[START]

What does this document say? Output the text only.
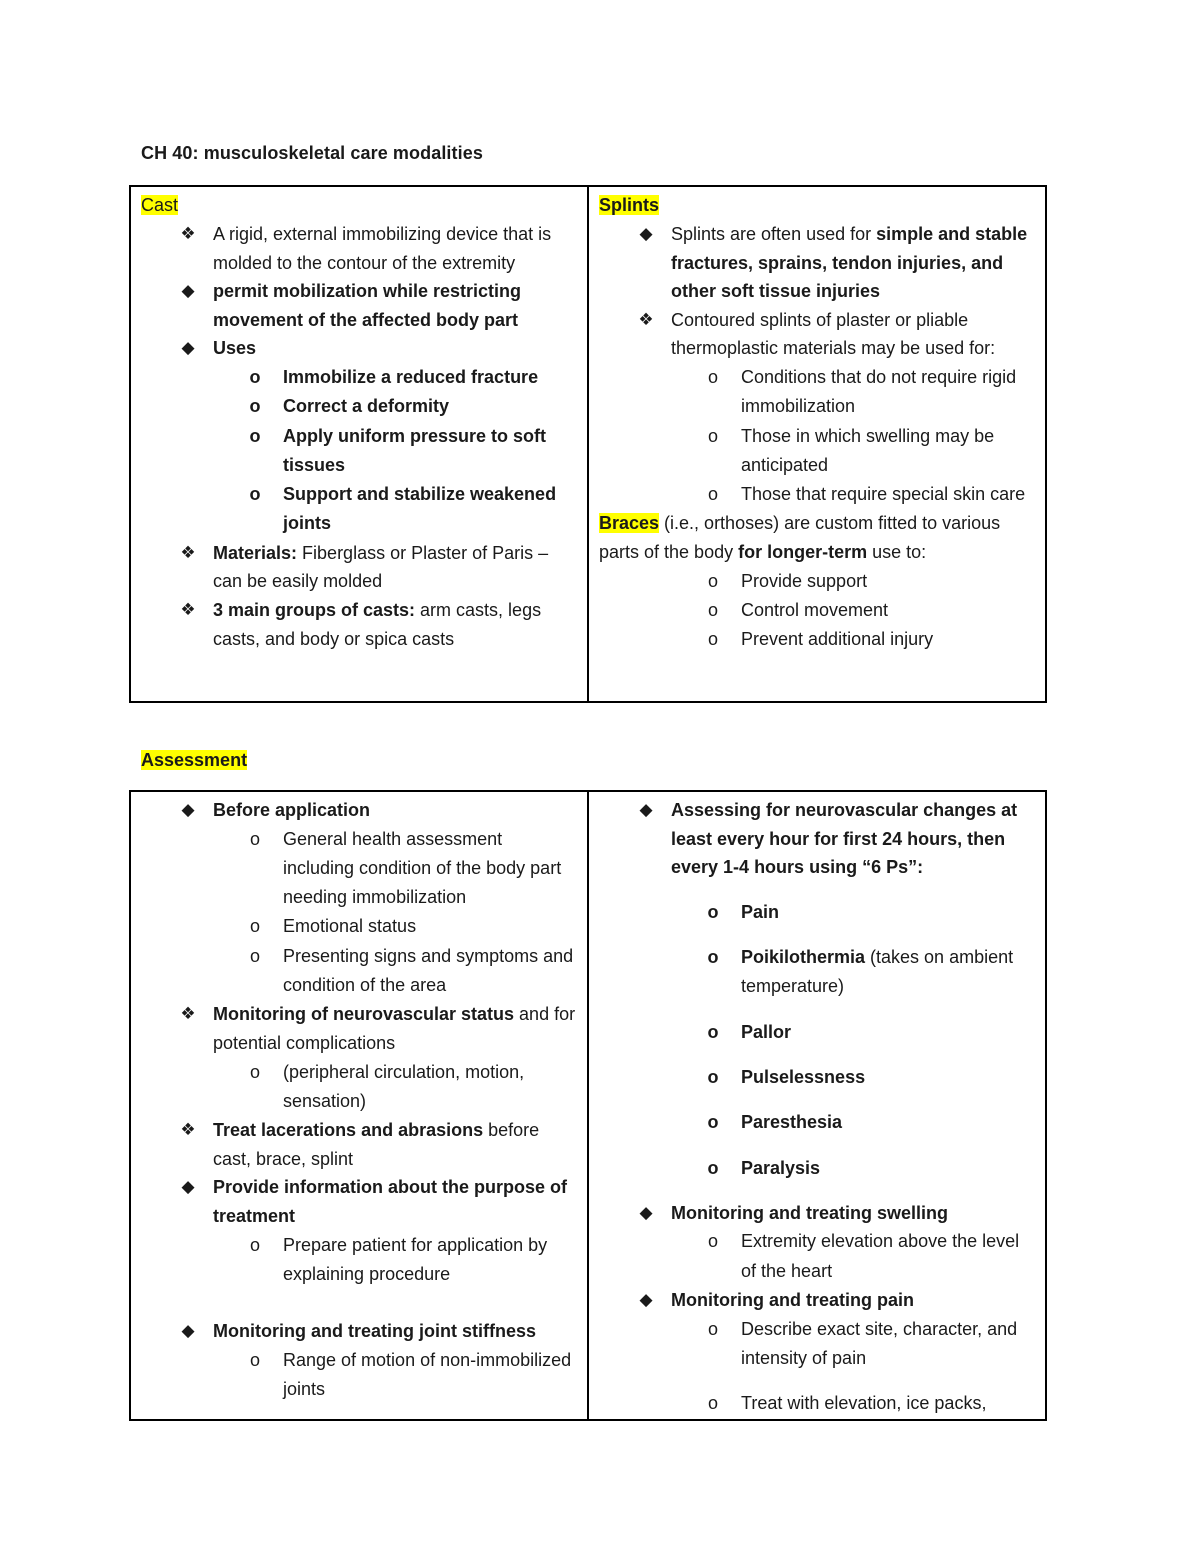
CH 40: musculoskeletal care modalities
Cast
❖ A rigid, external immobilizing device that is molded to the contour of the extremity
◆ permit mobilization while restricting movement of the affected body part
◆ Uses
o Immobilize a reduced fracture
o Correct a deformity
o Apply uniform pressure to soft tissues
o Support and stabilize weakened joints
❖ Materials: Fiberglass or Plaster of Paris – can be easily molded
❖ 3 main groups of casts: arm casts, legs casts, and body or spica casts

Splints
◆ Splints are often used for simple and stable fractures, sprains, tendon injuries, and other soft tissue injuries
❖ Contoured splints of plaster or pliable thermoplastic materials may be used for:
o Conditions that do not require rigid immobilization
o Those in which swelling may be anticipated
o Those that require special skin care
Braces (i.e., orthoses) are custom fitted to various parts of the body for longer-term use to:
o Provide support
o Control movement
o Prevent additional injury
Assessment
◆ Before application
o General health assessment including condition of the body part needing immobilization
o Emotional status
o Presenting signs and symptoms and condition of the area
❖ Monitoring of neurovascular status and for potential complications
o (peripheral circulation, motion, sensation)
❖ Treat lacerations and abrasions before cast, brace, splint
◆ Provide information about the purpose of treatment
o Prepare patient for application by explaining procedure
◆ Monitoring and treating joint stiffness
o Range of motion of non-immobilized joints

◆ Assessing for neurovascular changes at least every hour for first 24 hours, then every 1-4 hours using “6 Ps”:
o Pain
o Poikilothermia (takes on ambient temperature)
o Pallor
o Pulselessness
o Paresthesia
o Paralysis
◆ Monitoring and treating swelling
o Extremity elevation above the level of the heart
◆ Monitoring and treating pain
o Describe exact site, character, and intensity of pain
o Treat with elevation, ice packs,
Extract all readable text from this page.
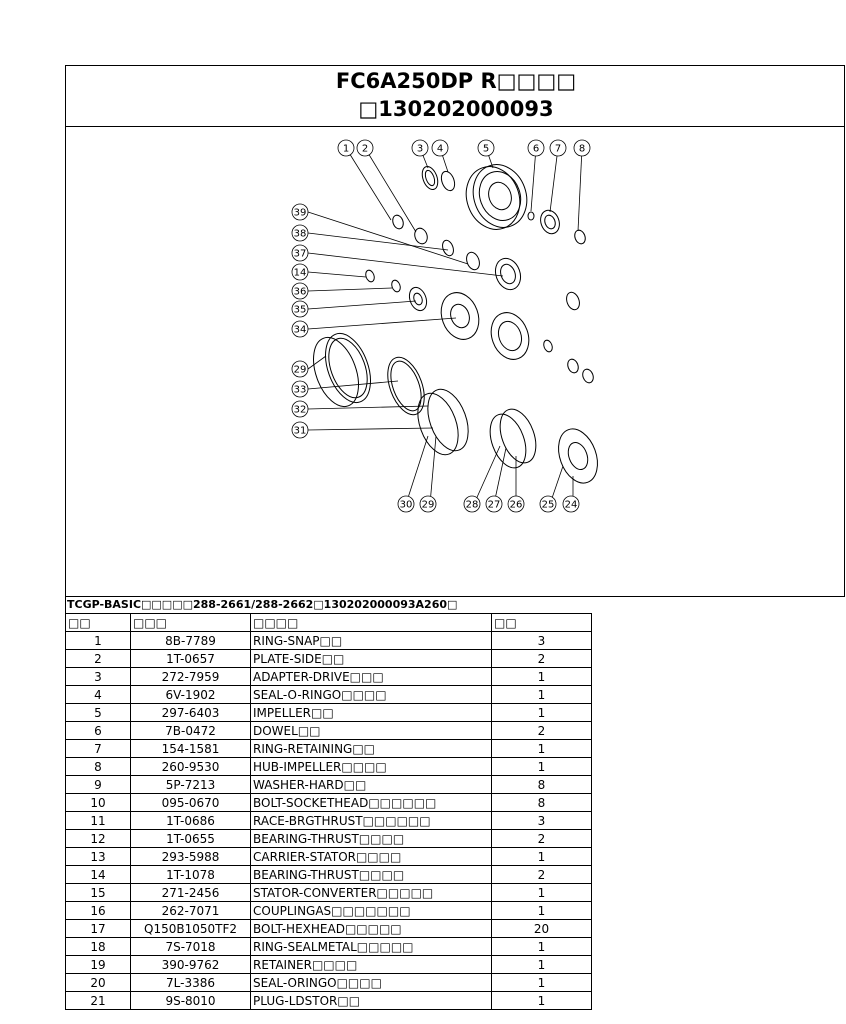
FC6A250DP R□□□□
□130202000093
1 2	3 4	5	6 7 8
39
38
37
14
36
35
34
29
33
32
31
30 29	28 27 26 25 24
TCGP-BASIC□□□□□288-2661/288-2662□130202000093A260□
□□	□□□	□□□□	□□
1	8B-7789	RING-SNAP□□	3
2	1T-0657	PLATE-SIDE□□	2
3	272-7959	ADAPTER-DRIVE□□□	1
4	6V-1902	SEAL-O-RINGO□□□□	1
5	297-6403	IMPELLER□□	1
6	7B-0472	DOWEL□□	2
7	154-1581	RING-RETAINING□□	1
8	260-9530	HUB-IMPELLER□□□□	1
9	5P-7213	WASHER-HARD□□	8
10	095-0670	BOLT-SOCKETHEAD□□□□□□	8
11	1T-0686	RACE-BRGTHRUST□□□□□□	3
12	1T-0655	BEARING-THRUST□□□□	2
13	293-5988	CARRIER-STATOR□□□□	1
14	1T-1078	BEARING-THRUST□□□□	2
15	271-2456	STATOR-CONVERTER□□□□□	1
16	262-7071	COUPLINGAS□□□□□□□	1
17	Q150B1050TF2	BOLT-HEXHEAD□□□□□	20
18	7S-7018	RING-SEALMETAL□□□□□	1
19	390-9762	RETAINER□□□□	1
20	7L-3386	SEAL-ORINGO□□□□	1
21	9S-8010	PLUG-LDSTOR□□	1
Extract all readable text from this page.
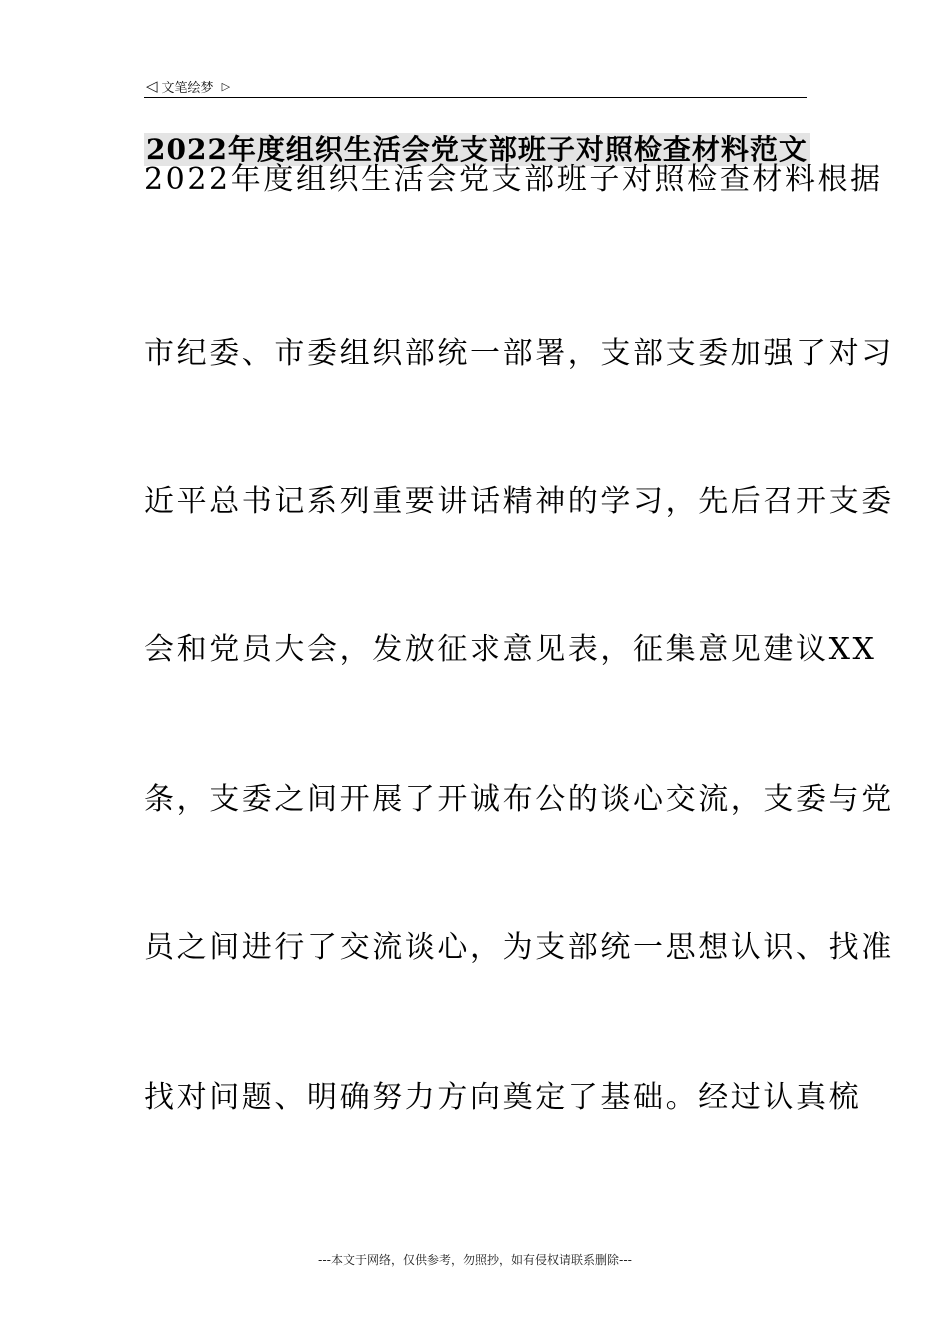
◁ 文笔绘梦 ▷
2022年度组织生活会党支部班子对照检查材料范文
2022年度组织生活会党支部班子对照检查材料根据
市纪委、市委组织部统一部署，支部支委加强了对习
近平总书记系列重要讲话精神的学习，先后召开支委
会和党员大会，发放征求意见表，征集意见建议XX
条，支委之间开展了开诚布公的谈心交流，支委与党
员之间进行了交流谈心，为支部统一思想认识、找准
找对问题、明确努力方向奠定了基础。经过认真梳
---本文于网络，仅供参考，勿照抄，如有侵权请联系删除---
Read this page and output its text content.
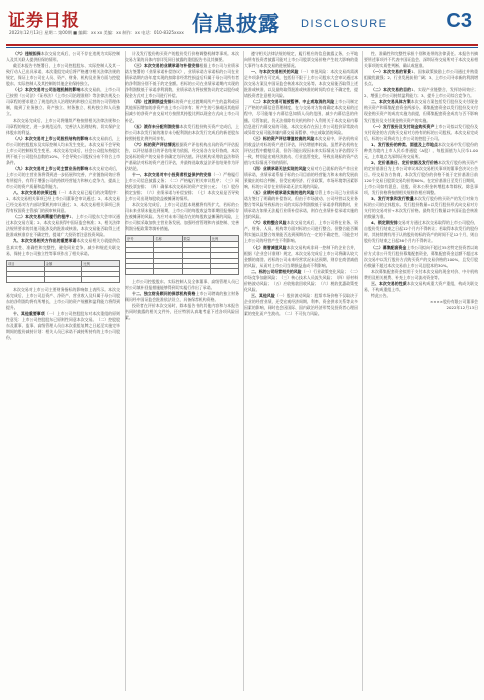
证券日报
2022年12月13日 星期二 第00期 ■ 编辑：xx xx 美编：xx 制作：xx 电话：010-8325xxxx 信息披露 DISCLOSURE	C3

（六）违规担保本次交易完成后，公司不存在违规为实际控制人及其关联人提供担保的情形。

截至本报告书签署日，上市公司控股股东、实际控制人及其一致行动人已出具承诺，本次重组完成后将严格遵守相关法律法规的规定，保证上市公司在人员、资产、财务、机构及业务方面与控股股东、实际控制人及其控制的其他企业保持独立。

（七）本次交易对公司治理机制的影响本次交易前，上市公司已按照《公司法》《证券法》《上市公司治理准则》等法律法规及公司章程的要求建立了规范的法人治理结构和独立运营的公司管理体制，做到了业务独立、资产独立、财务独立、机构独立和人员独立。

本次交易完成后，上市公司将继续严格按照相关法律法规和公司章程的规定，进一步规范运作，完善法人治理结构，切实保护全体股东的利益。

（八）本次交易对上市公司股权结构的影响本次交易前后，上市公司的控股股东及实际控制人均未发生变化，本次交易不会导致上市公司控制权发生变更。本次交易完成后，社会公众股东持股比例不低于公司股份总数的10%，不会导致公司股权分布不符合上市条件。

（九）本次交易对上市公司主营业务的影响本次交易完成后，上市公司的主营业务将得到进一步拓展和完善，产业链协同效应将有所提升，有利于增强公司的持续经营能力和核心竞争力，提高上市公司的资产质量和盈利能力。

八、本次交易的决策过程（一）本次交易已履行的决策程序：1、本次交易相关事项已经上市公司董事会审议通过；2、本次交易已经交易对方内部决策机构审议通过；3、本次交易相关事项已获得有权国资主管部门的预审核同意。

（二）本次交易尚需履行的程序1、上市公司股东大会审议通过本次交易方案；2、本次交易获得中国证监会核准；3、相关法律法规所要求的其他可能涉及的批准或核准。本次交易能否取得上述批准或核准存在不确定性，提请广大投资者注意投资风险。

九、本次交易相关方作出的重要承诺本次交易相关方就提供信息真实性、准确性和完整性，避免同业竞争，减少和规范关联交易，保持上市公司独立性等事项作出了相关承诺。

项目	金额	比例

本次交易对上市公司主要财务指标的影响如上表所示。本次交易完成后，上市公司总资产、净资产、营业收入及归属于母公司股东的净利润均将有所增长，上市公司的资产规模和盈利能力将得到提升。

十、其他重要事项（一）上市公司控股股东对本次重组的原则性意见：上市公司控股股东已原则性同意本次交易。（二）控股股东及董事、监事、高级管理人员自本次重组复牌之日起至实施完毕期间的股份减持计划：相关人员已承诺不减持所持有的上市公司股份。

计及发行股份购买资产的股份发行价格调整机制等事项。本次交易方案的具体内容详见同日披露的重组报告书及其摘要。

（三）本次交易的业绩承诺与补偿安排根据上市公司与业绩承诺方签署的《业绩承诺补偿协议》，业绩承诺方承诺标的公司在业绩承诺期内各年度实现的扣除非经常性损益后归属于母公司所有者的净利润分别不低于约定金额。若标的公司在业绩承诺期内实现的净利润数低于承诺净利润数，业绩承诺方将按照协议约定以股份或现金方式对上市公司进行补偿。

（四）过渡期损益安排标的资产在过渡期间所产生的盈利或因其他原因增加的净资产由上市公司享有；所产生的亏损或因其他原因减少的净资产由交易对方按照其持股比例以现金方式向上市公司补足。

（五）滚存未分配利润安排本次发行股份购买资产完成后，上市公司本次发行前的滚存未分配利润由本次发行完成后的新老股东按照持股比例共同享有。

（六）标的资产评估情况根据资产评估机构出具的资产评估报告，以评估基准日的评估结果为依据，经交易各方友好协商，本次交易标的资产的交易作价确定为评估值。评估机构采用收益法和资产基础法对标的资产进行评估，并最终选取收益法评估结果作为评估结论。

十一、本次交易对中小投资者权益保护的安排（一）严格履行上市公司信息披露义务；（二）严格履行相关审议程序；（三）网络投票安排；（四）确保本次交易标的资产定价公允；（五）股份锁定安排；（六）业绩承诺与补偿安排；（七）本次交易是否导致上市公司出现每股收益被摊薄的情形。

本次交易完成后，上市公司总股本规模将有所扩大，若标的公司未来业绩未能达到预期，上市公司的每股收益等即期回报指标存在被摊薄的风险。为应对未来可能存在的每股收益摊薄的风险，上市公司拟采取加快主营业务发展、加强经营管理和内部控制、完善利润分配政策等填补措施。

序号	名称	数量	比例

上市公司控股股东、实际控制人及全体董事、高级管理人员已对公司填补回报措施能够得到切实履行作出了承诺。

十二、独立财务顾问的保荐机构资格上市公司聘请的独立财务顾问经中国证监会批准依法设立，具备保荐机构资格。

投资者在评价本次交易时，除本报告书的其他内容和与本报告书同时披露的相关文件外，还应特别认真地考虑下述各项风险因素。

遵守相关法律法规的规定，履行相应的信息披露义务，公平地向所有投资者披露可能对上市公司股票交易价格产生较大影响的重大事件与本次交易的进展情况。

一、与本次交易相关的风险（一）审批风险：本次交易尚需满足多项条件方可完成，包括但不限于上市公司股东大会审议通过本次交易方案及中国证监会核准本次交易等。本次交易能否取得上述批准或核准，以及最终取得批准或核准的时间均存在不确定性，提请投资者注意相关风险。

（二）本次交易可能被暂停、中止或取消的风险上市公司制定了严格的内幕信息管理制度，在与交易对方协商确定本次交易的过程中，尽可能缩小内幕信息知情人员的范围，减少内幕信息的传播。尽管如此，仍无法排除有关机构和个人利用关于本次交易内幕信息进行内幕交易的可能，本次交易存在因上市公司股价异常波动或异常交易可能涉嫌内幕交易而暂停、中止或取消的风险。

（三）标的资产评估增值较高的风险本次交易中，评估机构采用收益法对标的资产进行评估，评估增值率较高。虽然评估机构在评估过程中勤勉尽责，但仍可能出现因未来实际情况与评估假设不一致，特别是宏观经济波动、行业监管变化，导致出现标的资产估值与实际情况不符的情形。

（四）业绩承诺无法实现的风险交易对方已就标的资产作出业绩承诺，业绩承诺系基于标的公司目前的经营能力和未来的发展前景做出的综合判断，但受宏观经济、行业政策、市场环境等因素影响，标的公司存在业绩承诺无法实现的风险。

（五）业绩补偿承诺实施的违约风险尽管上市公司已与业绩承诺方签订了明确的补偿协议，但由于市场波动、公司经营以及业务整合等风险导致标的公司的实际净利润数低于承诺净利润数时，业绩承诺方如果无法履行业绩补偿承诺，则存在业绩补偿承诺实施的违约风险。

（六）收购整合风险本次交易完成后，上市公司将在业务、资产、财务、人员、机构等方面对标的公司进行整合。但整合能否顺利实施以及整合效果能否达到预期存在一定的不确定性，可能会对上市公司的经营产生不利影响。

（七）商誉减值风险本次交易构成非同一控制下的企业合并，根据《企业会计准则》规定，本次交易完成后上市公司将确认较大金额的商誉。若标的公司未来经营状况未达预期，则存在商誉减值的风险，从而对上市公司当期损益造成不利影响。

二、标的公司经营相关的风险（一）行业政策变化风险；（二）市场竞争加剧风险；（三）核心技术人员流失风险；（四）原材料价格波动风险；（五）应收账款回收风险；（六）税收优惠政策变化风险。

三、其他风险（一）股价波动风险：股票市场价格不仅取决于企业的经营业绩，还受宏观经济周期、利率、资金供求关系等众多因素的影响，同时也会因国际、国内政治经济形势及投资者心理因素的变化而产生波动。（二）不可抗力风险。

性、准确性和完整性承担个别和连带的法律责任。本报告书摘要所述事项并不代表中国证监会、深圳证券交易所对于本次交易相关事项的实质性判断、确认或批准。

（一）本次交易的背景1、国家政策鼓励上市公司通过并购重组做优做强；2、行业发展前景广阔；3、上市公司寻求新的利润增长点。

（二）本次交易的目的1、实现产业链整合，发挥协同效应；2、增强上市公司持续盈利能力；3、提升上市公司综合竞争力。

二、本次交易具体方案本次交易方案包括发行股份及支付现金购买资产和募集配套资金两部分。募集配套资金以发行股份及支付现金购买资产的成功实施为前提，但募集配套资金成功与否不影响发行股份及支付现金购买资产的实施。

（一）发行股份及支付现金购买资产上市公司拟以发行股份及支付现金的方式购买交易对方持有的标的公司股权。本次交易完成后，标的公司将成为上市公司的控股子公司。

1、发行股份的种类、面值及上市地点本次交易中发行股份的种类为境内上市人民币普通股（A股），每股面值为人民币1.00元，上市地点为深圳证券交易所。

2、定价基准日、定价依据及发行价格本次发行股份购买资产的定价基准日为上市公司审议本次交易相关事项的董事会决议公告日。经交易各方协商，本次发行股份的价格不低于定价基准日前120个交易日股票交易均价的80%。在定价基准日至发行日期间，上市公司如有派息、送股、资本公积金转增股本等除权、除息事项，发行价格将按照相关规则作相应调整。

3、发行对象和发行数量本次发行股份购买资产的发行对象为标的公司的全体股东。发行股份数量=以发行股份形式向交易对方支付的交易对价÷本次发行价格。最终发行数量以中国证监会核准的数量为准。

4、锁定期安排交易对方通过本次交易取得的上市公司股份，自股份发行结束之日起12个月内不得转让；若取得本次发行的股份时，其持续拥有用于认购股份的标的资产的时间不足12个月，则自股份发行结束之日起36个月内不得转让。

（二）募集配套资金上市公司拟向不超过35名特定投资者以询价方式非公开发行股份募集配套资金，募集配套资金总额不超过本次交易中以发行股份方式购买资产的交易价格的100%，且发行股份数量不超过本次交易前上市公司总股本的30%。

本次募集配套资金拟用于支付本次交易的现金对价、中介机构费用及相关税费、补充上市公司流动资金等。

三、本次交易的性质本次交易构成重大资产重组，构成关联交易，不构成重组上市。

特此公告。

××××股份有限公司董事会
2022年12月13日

[END]

Work instructions » Locate the word "care" in the entries, and copy every line where it is found.

Output of the task »
CH 40: musculoskeletal care modalities
o Those that require special skin care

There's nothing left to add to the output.